_Problem to work on_
Copy the data exactly as it appears, and do not include any pictures.

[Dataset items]
>>>

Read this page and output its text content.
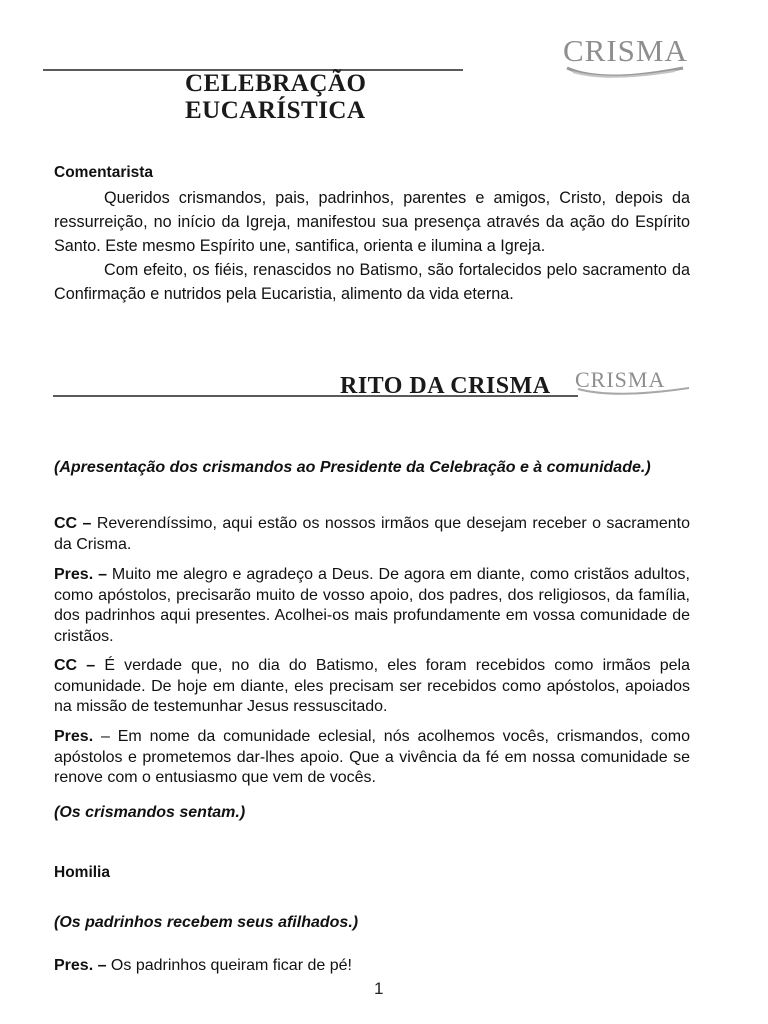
CELEBRAÇÃO
EUCARÍSTICA
CRISMA
Comentarista

Queridos crismandos, pais, padrinhos, parentes e amigos, Cristo, depois da ressurreição, no início da Igreja, manifestou sua presença através da ação do Espírito Santo. Este mesmo Espírito une, santifica, orienta e ilumina a Igreja.

Com efeito, os fiéis, renascidos no Batismo, são fortalecidos pelo sacramento da Confirmação e nutridos pela Eucaristia, alimento da vida eterna.

RITO DA CRISMA CRISMA

(Apresentação dos crismandos ao Presidente da Celebração e à comunidade.)

CC – Reverendíssimo, aqui estão os nossos irmãos que desejam receber o sacramento da Crisma.

Pres. – Muito me alegro e agradeço a Deus. De agora em diante, como cristãos adultos, como apóstolos, precisarão muito de vosso apoio, dos padres, dos religiosos, da família, dos padrinhos aqui presentes. Acolhei-os mais profundamente em vossa comunidade de cristãos.

CC – É verdade que, no dia do Batismo, eles foram recebidos como irmãos pela comunidade. De hoje em diante, eles precisam ser recebidos como apóstolos, apoiados na missão de testemunhar Jesus ressuscitado.

Pres. – Em nome da comunidade eclesial, nós acolhemos vocês, crismandos, como apóstolos e prometemos dar-lhes apoio. Que a vivência da fé em nossa comunidade se renove com o entusiasmo que vem de vocês.

(Os crismandos sentam.)

Homilia

(Os padrinhos recebem seus afilhados.)

Pres. – Os padrinhos queiram ficar de pé!

1
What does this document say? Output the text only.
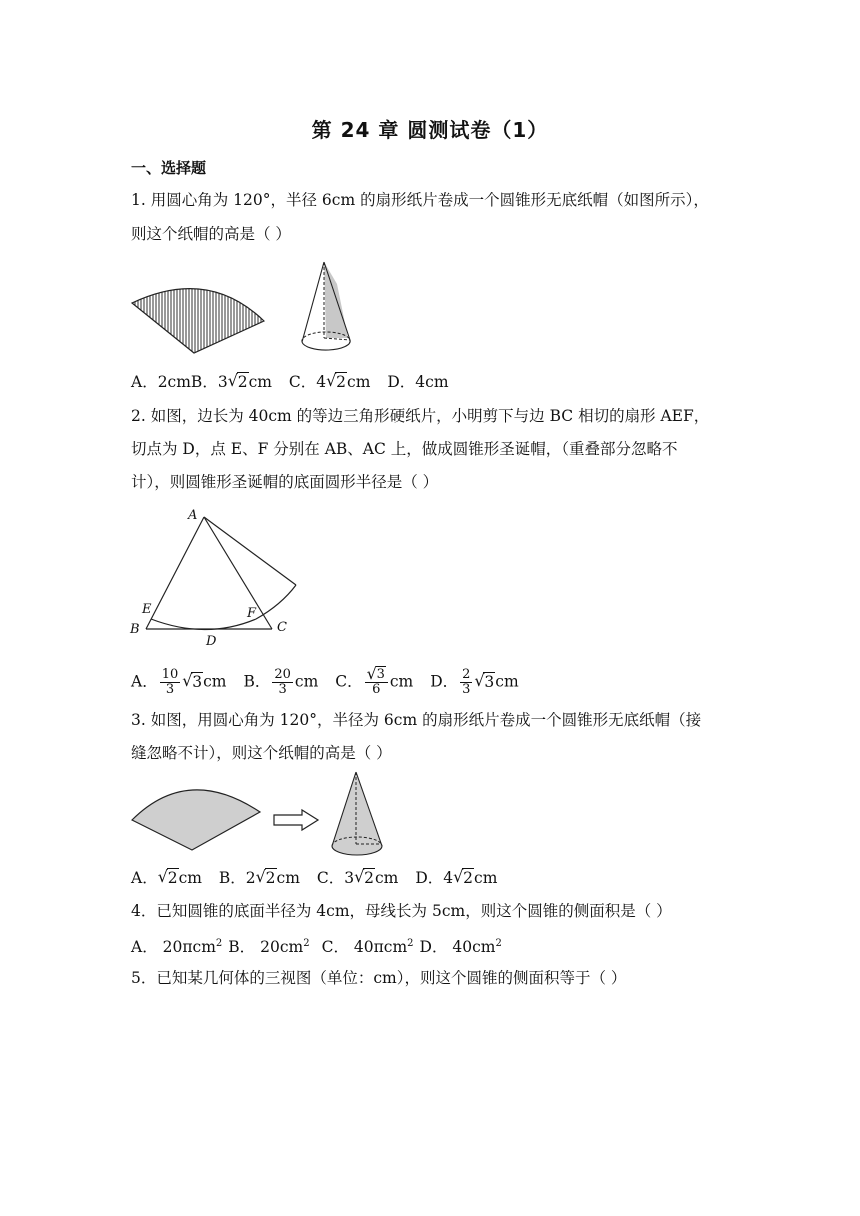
第 24 章 圆测试卷（1）
一、选择题
1. 用圆心角为 120°，半径 6cm 的扇形纸片卷成一个圆锥形无底纸帽（如图所示），
则这个纸帽的高是（ ）
A．2cmB．3 √ 2cm C．4 √ 2cm D．4cm
2. 如图，边长为 40cm 的等边三角形硬纸片，小明剪下与边 BC 相切的扇形 AEF，
切点为 D，点 E、F 分别在 AB、AC 上，做成圆锥形圣诞帽，（重叠部分忽略不
计），则圆锥形圣诞帽的底面圆形半径是（ ）
A
E
B
F
C
D
A． $\frac{10}{3}$ √ 3cm B． $\frac{20}{3}$ cm C． $\frac{√ 3}{6}$ cm D． $\frac{2}{3}$ √ 3cm
3. 如图，用圆心角为 120°，半径为 6cm 的扇形纸片卷成一个圆锥形无底纸帽（接
缝忽略不计），则这个纸帽的高是（ ）
A． √ 2cm B．2 √ 2cm C．3 √ 2cm D．4 √ 2cm
4．已知圆锥的底面半径为 4cm，母线长为 5cm，则这个圆锥的侧面积是（ ）
A． 20πcm$^2$ B． $20cm^2$ C． 40πcm$^2$ D． $40cm^2$
5．已知某几何体的三视图（单位：cm），则这个圆锥的侧面积等于（ ）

<<<

_The output_
Read this page and output its text content.
CELEBRAÇÃO
EUCARÍSTICA
CRISMA
Comentarista

Queridos crismandos, pais, padrinhos, parentes e amigos, Cristo, depois da ressurreição, no início da Igreja, manifestou sua presença através da ação do Espírito Santo. Este mesmo Espírito une, santifica, orienta e ilumina a Igreja.

Com efeito, os fiéis, renascidos no Batismo, são fortalecidos pelo sacramento da Confirmação e nutridos pela Eucaristia, alimento da vida eterna.

RITO DA CRISMA CRISMA

(Apresentação dos crismandos ao Presidente da Celebração e à comunidade.)

CC – Reverendíssimo, aqui estão os nossos irmãos que desejam receber o sacramento da Crisma.

Pres. – Muito me alegro e agradeço a Deus. De agora em diante, como cristãos adultos, como apóstolos, precisarão muito de vosso apoio, dos padres, dos religiosos, da família, dos padrinhos aqui presentes. Acolhei-os mais profundamente em vossa comunidade de cristãos.

CC – É verdade que, no dia do Batismo, eles foram recebidos como irmãos pela comunidade. De hoje em diante, eles precisam ser recebidos como apóstolos, apoiados na missão de testemunhar Jesus ressuscitado.

Pres. – Em nome da comunidade eclesial, nós acolhemos vocês, crismandos, como apóstolos e prometemos dar-lhes apoio. Que a vivência da fé em nossa comunidade se renove com o entusiasmo que vem de vocês.

(Os crismandos sentam.)

Homilia

(Os padrinhos recebem seus afilhados.)

Pres. – Os padrinhos queiram ficar de pé!

1
What does this document say? Output the text only.
第 24 章 圆测试卷（1）
一、选择题
1. 用圆心角为 120°，半径 6cm 的扇形纸片卷成一个圆锥形无底纸帽（如图所示），
则这个纸帽的高是（ ）
A．2cmB．3 √ 2cm C．4 √ 2cm D．4cm
2. 如图，边长为 40cm 的等边三角形硬纸片，小明剪下与边 BC 相切的扇形 AEF，
切点为 D，点 E、F 分别在 AB、AC 上，做成圆锥形圣诞帽，（重叠部分忽略不
计），则圆锥形圣诞帽的底面圆形半径是（ ）
A
E
B
F
C
D
A． $\frac{10}{3}$ √ 3cm B． $\frac{20}{3}$ cm C． $\frac{√ 3}{6}$ cm D． $\frac{2}{3}$ √ 3cm
3. 如图，用圆心角为 120°，半径为 6cm 的扇形纸片卷成一个圆锥形无底纸帽（接
缝忽略不计），则这个纸帽的高是（ ）
A． √ 2cm B．2 √ 2cm C．3 √ 2cm D．4 √ 2cm
4．已知圆锥的底面半径为 4cm，母线长为 5cm，则这个圆锥的侧面积是（ ）
A． 20πcm$^2$ B． $20cm^2$ C． 40πcm$^2$ D． $40cm^2$
5．已知某几何体的三视图（单位：cm），则这个圆锥的侧面积等于（ ）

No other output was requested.